Exercise brief
Look through the material below. Copy each line that contains the string "人身意外伤害险".

Data for this task
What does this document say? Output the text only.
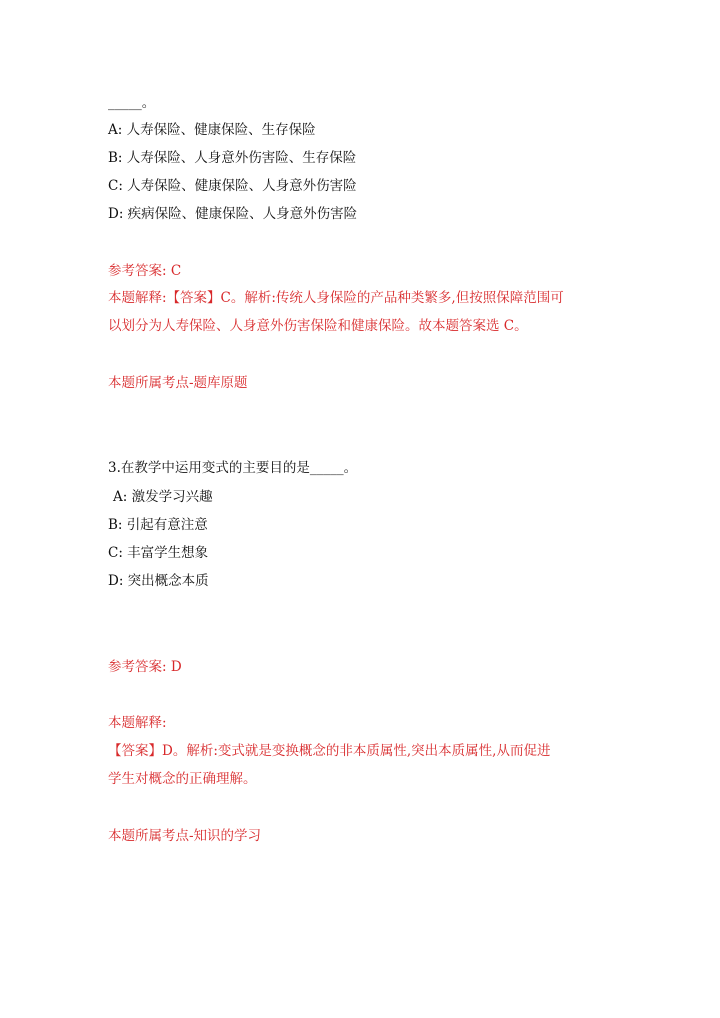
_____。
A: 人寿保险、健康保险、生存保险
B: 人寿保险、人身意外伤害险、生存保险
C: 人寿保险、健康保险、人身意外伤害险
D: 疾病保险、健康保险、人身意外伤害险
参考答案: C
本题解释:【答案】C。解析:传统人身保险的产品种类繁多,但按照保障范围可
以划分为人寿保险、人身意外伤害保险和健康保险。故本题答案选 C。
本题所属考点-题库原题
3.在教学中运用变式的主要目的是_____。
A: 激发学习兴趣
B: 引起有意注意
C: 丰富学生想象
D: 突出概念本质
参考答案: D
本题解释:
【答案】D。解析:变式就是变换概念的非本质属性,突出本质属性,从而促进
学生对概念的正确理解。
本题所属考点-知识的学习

Exercise answer
B: 人寿保险、人身意外伤害险、生存保险
C: 人寿保险、健康保险、人身意外伤害险
D: 疾病保险、健康保险、人身意外伤害险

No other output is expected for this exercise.